Extracted records
#####

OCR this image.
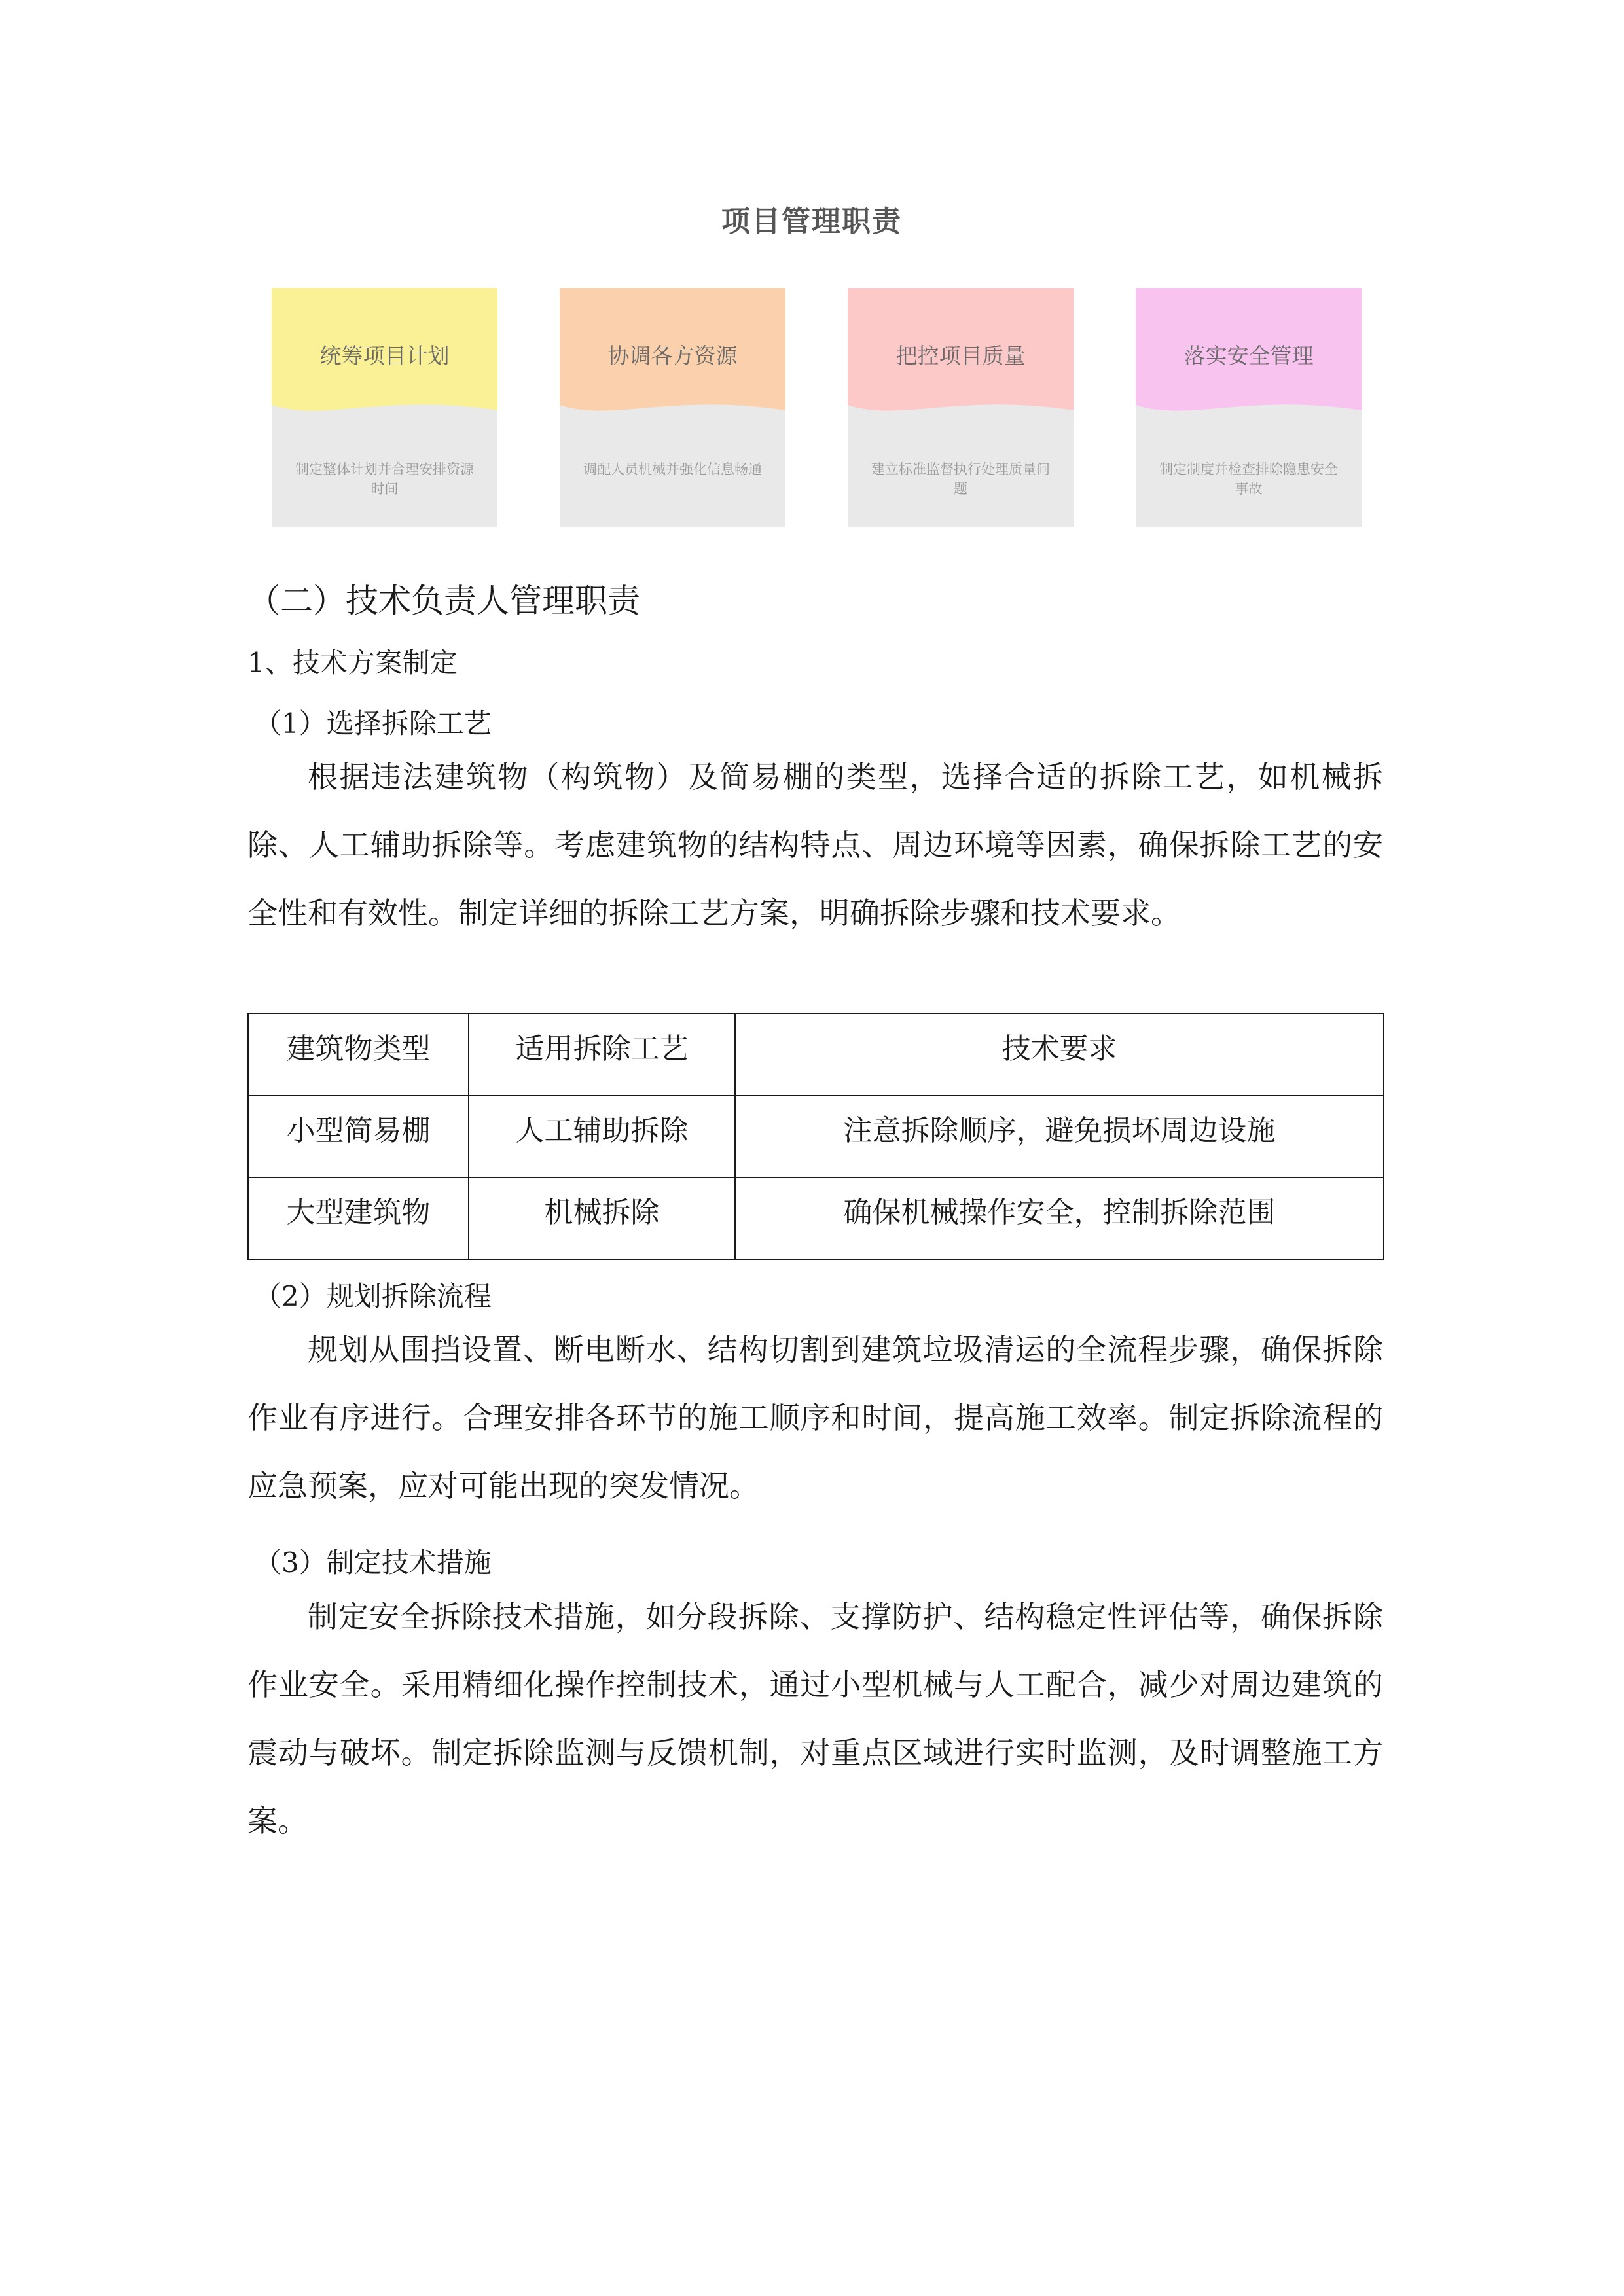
项目管理职责
统筹项目计划
制定整体计划并合理安排资源时间
协调各方资源
调配人员机械并强化信息畅通
把控项目质量
建立标准监督执行处理质量问题
落实安全管理
制定制度并检查排除隐患安全事故
（二）技术负责人管理职责
1、技术方案制定
（1）选择拆除工艺

根据违法建筑物（构筑物）及简易棚的类型，选择合适的拆除工艺，如机械拆除、人工辅助拆除等。考虑建筑物的结构特点、周边环境等因素，确保拆除工艺的安全性和有效性。制定详细的拆除工艺方案，明确拆除步骤和技术要求。

建筑物类型	适用拆除工艺	技术要求
小型简易棚	人工辅助拆除	注意拆除顺序，避免损坏周边设施
大型建筑物	机械拆除	确保机械操作安全，控制拆除范围
（2）规划拆除流程

规划从围挡设置、断电断水、结构切割到建筑垃圾清运的全流程步骤，确保拆除作业有序进行。合理安排各环节的施工顺序和时间，提高施工效率。制定拆除流程的应急预案，应对可能出现的突发情况。

（3）制定技术措施

制定安全拆除技术措施，如分段拆除、支撑防护、结构稳定性评估等，确保拆除作业安全。采用精细化操作控制技术，通过小型机械与人工配合，减少对周边建筑的震动与破坏。制定拆除监测与反馈机制，对重点区域进行实时监测，及时调整施工方案。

#####

- [Exercise requirements]: Above are the records; reproduce them exactly and leave out the pictures.

- [Output of the task]:
OCR this image.
项目管理职责
统筹项目计划
制定整体计划并合理安排资源时间
协调各方资源
调配人员机械并强化信息畅通
把控项目质量
建立标准监督执行处理质量问题
落实安全管理
制定制度并检查排除隐患安全事故
（二）技术负责人管理职责
1、技术方案制定
（1）选择拆除工艺

根据违法建筑物（构筑物）及简易棚的类型，选择合适的拆除工艺，如机械拆除、人工辅助拆除等。考虑建筑物的结构特点、周边环境等因素，确保拆除工艺的安全性和有效性。制定详细的拆除工艺方案，明确拆除步骤和技术要求。

建筑物类型	适用拆除工艺	技术要求
小型简易棚	人工辅助拆除	注意拆除顺序，避免损坏周边设施
大型建筑物	机械拆除	确保机械操作安全，控制拆除范围
（2）规划拆除流程

规划从围挡设置、断电断水、结构切割到建筑垃圾清运的全流程步骤，确保拆除作业有序进行。合理安排各环节的施工顺序和时间，提高施工效率。制定拆除流程的应急预案，应对可能出现的突发情况。

（3）制定技术措施

制定安全拆除技术措施，如分段拆除、支撑防护、结构稳定性评估等，确保拆除作业安全。采用精细化操作控制技术，通过小型机械与人工配合，减少对周边建筑的震动与破坏。制定拆除监测与反馈机制，对重点区域进行实时监测，及时调整施工方案。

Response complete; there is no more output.